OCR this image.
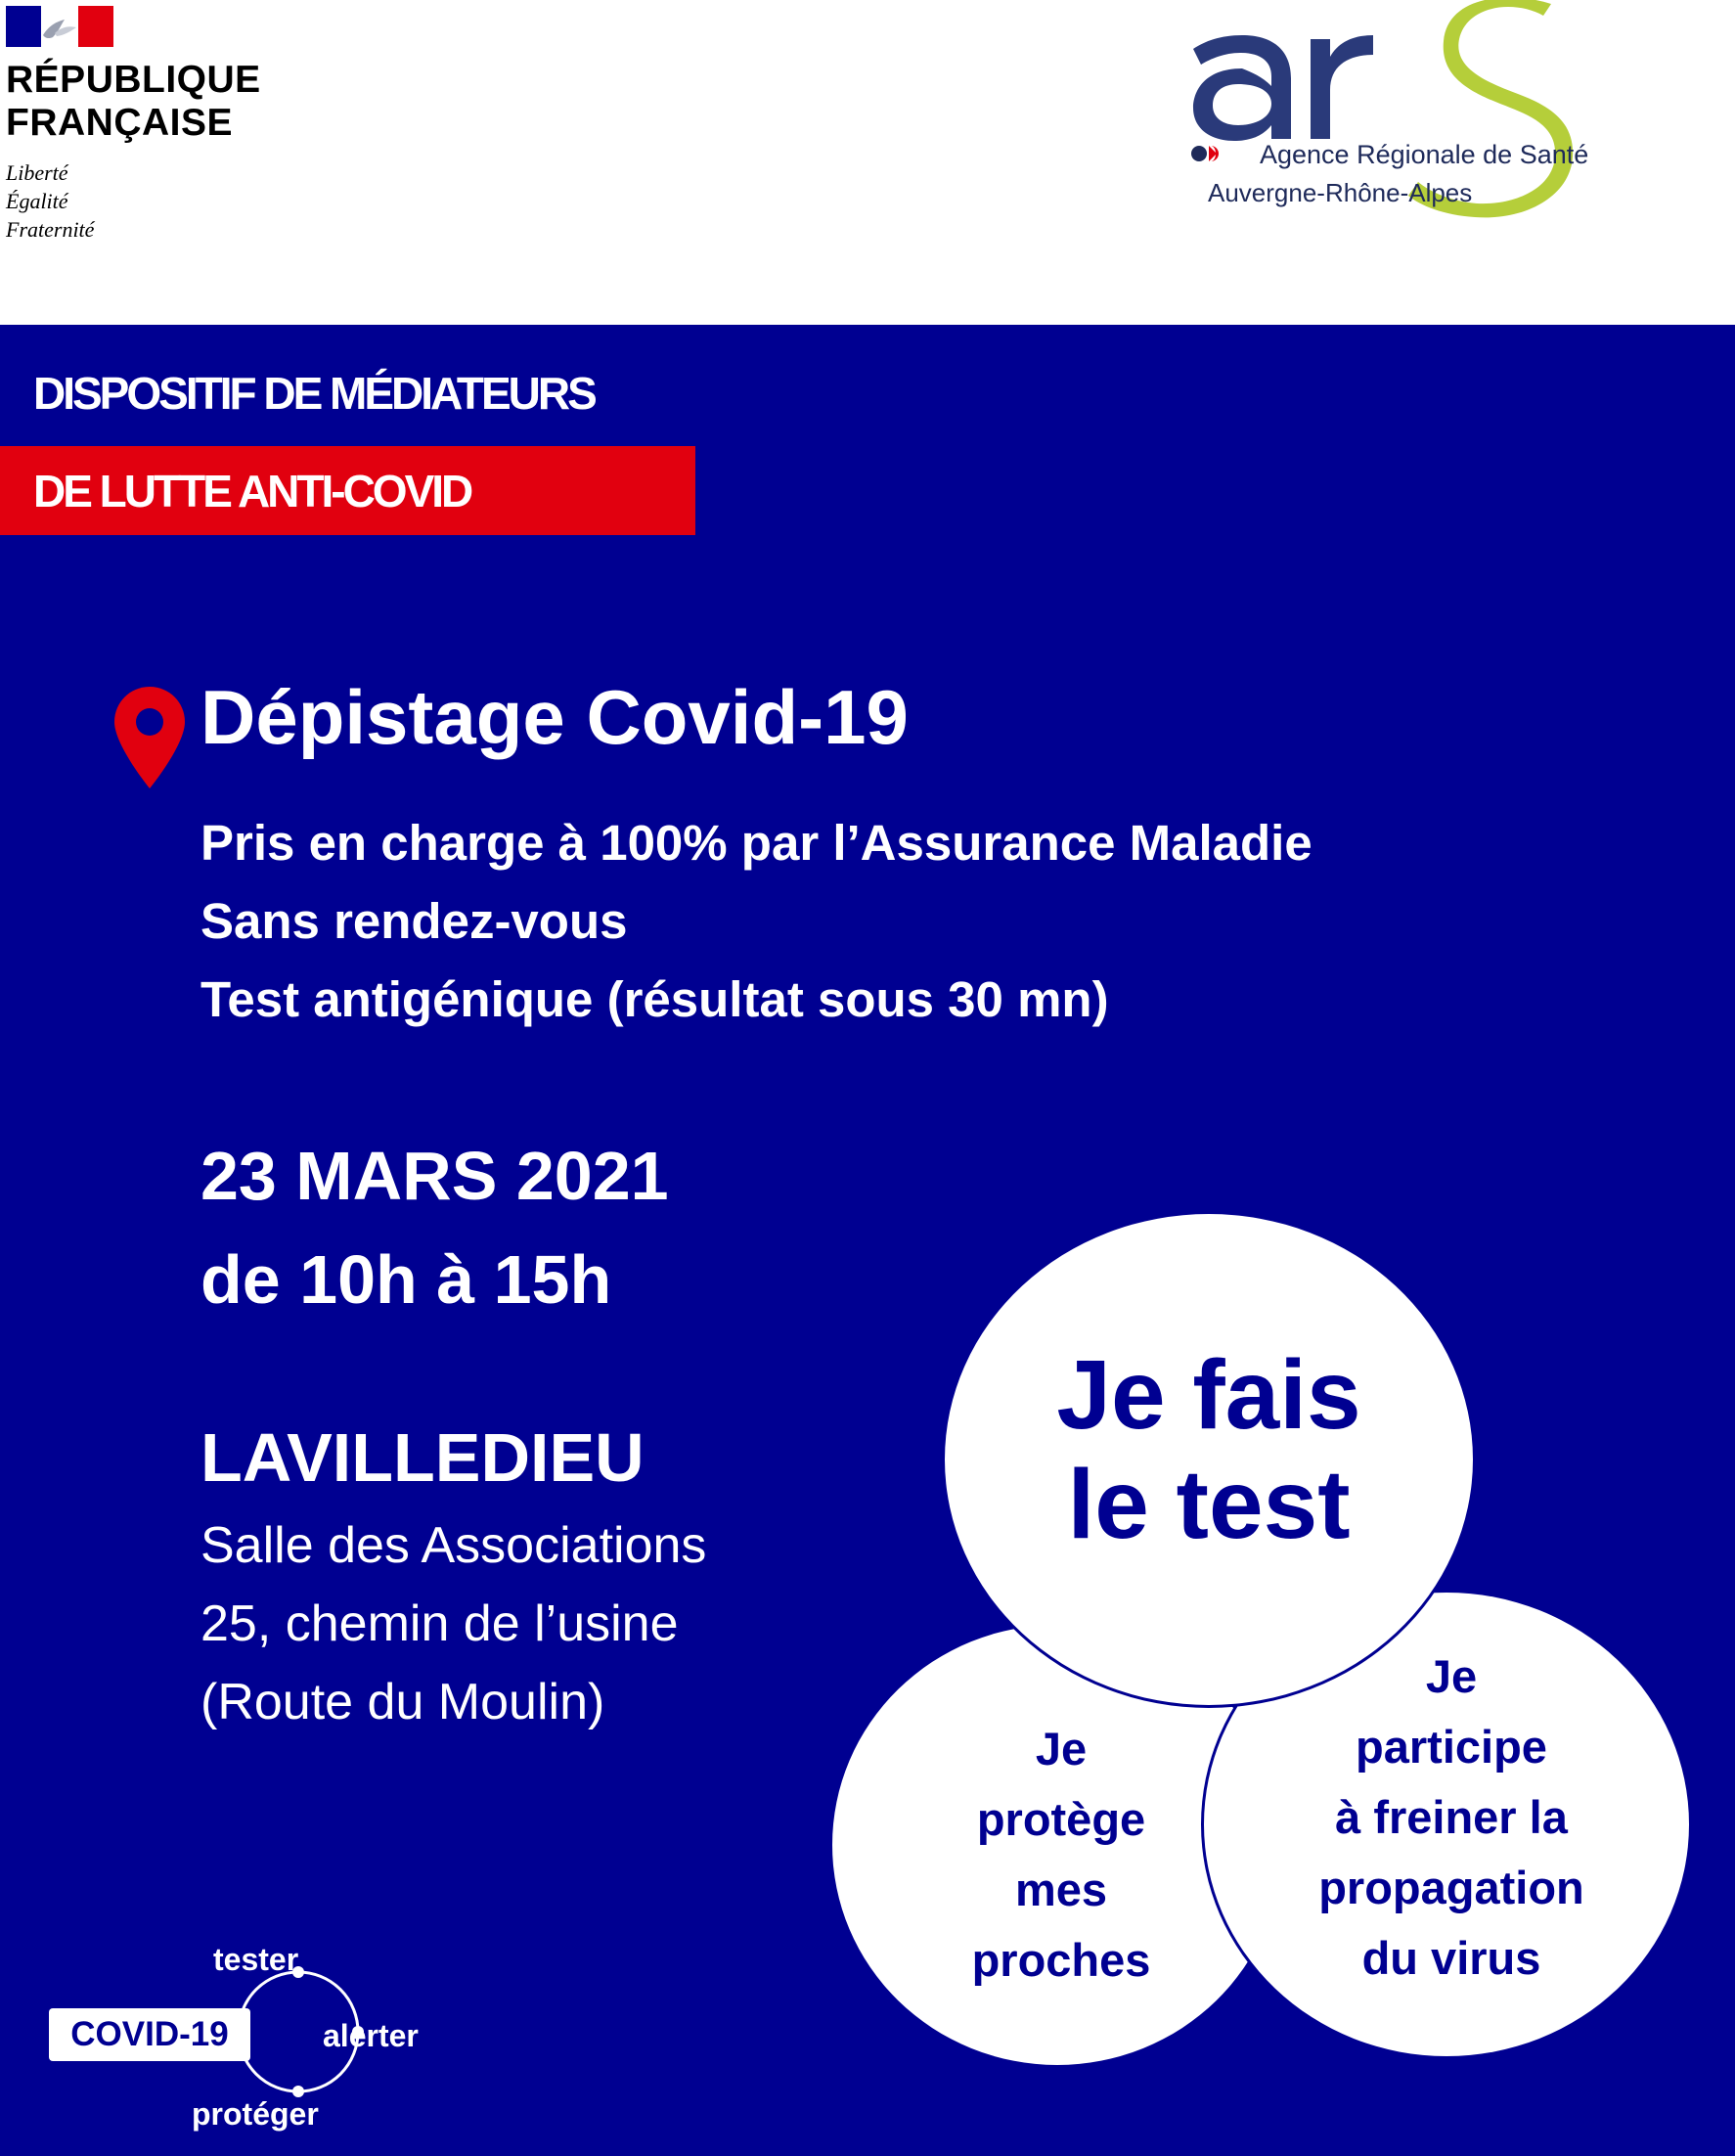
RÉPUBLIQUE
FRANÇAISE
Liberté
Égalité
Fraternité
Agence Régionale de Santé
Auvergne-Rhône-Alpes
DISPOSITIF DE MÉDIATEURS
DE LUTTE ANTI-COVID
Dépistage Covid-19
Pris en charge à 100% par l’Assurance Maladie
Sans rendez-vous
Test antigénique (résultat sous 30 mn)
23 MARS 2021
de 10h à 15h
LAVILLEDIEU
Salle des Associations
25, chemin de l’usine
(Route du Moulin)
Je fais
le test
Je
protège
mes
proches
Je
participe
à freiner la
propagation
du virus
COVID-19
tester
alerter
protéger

▶ **WORK INSTRUCTIONS**: Without the pictures, write out every line above exactly as it appears.

▶ **EXERCISE OUTPUT**:
OCR this image.
RÉPUBLIQUE
FRANÇAISE
Liberté
Égalité
Fraternité
Agence Régionale de Santé
Auvergne-Rhône-Alpes
DISPOSITIF DE MÉDIATEURS
DE LUTTE ANTI-COVID
Dépistage Covid-19
Pris en charge à 100% par l’Assurance Maladie
Sans rendez-vous
Test antigénique (résultat sous 30 mn)
23 MARS 2021
de 10h à 15h
LAVILLEDIEU
Salle des Associations
25, chemin de l’usine
(Route du Moulin)
Je fais
le test
Je
protège
mes
proches
Je
participe
à freiner la
propagation
du virus
COVID-19
tester
alerter
protéger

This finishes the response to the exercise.